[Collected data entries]
* start *

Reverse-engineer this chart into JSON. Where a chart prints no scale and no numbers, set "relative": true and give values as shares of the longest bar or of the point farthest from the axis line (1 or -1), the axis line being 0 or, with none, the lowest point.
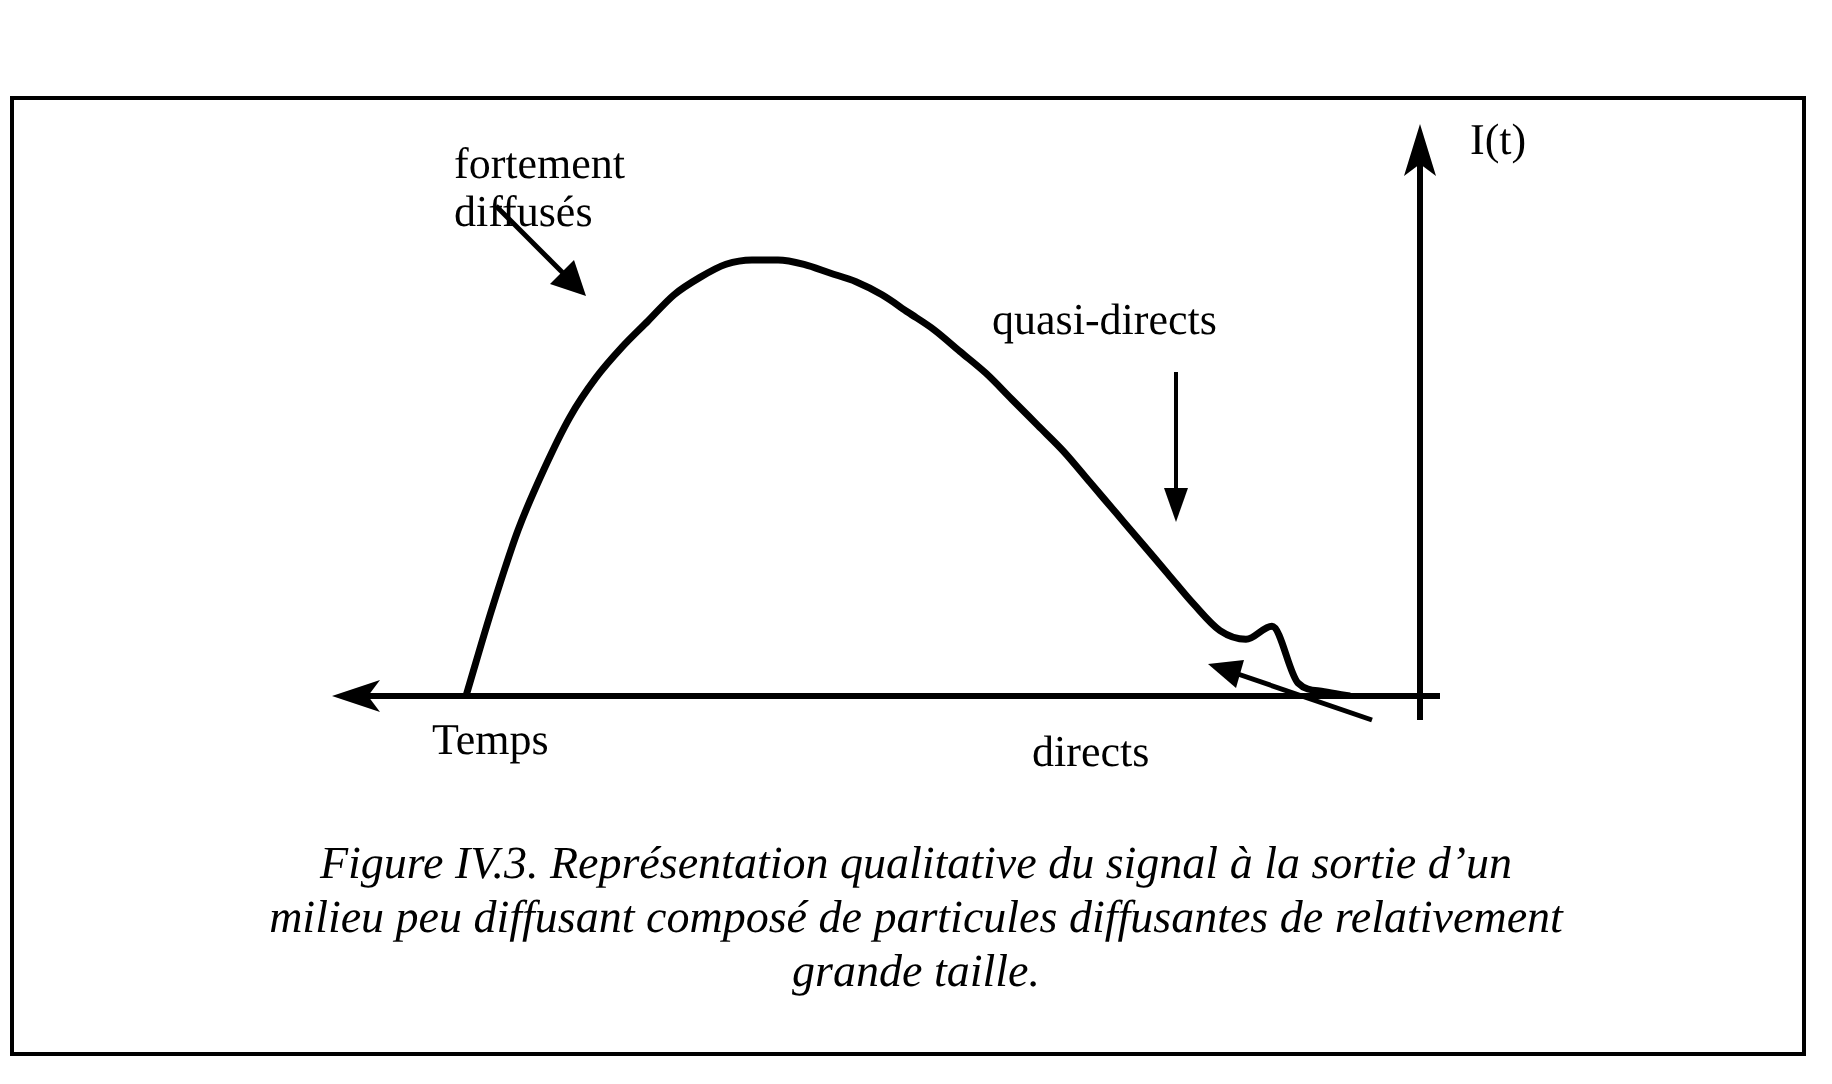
{
  "chart_data": {
    "type": "line",
    "relative": true,
    "xlabel": "Temps",
    "ylabel": "I(t)",
    "marker": "none",
    "line_style": "solid",
    "categories": [
      null,
      null,
      null,
      null,
      null,
      null,
      null,
      null,
      null,
      null,
      null,
      null,
      null,
      null,
      null,
      null,
      null,
      null,
      null,
      null,
      null,
      null,
      null,
      null,
      null,
      null,
      null,
      null,
      null,
      null,
      null,
      null,
      null,
      null,
      null,
      null,
      null,
      null,
      null,
      null,
      null,
      null,
      null
    ],
    "series": [
      {
        "color": "#000000",
        "values": [
          null,
          null,
          null,
          null,
          null,
          0,
          0.2,
          0.38,
          0.52,
          0.64,
          0.73,
          0.8,
          0.86,
          0.92,
          0.96,
          0.99,
          1,
          1,
          0.99,
          0.97,
          0.95,
          0.92,
          0.88,
          0.84,
          0.79,
          0.74,
          0.68,
          0.62,
          0.56,
          0.49,
          0.42,
          0.35,
          0.28,
          0.21,
          0.15,
          0.13,
          0.16,
          0.03,
          0.01,
          0,
          null,
          null,
          null
        ]
      }
    ],
    "annotations": [
      "fortement\ndiffusés",
      "quasi-directs",
      "directs",
      "Figure IV.3. Représentation qualitative du signal à la sortie d’un\nmilieu peu diffusant composé de particules diffusantes de relativement\ngrande taille."
    ]
  }
}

* end *

### The request
Copy every line of the data word for word, omitting the images.

### Result of the task
Reverse-engineer this chart into JSON. Where a chart prints no scale and no numbers, set "relative": true and give values as shares of the longest bar or of the point farthest from the axis line (1 or -1), the axis line being 0 or, with none, the lowest point.
{
  "chart_data": {
    "type": "line",
    "relative": true,
    "xlabel": "Temps",
    "ylabel": "I(t)",
    "marker": "none",
    "line_style": "solid",
    "categories": [
      null,
      null,
      null,
      null,
      null,
      null,
      null,
      null,
      null,
      null,
      null,
      null,
      null,
      null,
      null,
      null,
      null,
      null,
      null,
      null,
      null,
      null,
      null,
      null,
      null,
      null,
      null,
      null,
      null,
      null,
      null,
      null,
      null,
      null,
      null,
      null,
      null,
      null,
      null,
      null,
      null,
      null,
      null
    ],
    "series": [
      {
        "color": "#000000",
        "values": [
          null,
          null,
          null,
          null,
          null,
          0,
          0.2,
          0.38,
          0.52,
          0.64,
          0.73,
          0.8,
          0.86,
          0.92,
          0.96,
          0.99,
          1,
          1,
          0.99,
          0.97,
          0.95,
          0.92,
          0.88,
          0.84,
          0.79,
          0.74,
          0.68,
          0.62,
          0.56,
          0.49,
          0.42,
          0.35,
          0.28,
          0.21,
          0.15,
          0.13,
          0.16,
          0.03,
          0.01,
          0,
          null,
          null,
          null
        ]
      }
    ],
    "annotations": [
      "fortement\ndiffusés",
      "quasi-directs",
      "directs",
      "Figure IV.3. Représentation qualitative du signal à la sortie d’un\nmilieu peu diffusant composé de particules diffusantes de relativement\ngrande taille."
    ]
  }
}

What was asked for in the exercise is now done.